### Required work
Exact reproduction is required for all entries.
====
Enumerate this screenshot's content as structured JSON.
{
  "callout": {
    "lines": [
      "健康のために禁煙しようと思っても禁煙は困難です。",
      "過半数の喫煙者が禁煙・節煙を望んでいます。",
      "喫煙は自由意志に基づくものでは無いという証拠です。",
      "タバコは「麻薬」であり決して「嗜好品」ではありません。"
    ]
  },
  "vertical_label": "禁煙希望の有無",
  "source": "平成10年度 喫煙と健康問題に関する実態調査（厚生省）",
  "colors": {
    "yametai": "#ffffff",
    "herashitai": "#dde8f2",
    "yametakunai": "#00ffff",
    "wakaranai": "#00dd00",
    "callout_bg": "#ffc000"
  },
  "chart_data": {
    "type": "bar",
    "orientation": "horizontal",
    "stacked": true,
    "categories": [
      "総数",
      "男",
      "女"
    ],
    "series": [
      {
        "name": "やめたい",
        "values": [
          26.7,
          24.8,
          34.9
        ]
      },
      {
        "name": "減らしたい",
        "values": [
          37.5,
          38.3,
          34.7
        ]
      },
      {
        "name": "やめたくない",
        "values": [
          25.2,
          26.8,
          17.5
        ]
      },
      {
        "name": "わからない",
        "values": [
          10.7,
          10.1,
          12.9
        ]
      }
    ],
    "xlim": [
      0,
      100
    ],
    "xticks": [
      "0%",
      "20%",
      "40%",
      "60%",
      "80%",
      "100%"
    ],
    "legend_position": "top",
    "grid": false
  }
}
====
### Response
Enumerate this screenshot's content as structured JSON.
{
  "callout": {
    "lines": [
      "健康のために禁煙しようと思っても禁煙は困難です。",
      "過半数の喫煙者が禁煙・節煙を望んでいます。",
      "喫煙は自由意志に基づくものでは無いという証拠です。",
      "タバコは「麻薬」であり決して「嗜好品」ではありません。"
    ]
  },
  "vertical_label": "禁煙希望の有無",
  "source": "平成10年度 喫煙と健康問題に関する実態調査（厚生省）",
  "colors": {
    "yametai": "#ffffff",
    "herashitai": "#dde8f2",
    "yametakunai": "#00ffff",
    "wakaranai": "#00dd00",
    "callout_bg": "#ffc000"
  },
  "chart_data": {
    "type": "bar",
    "orientation": "horizontal",
    "stacked": true,
    "categories": [
      "総数",
      "男",
      "女"
    ],
    "series": [
      {
        "name": "やめたい",
        "values": [
          26.7,
          24.8,
          34.9
        ]
      },
      {
        "name": "減らしたい",
        "values": [
          37.5,
          38.3,
          34.7
        ]
      },
      {
        "name": "やめたくない",
        "values": [
          25.2,
          26.8,
          17.5
        ]
      },
      {
        "name": "わからない",
        "values": [
          10.7,
          10.1,
          12.9
        ]
      }
    ],
    "xlim": [
      0,
      100
    ],
    "xticks": [
      "0%",
      "20%",
      "40%",
      "60%",
      "80%",
      "100%"
    ],
    "legend_position": "top",
    "grid": false
  }
}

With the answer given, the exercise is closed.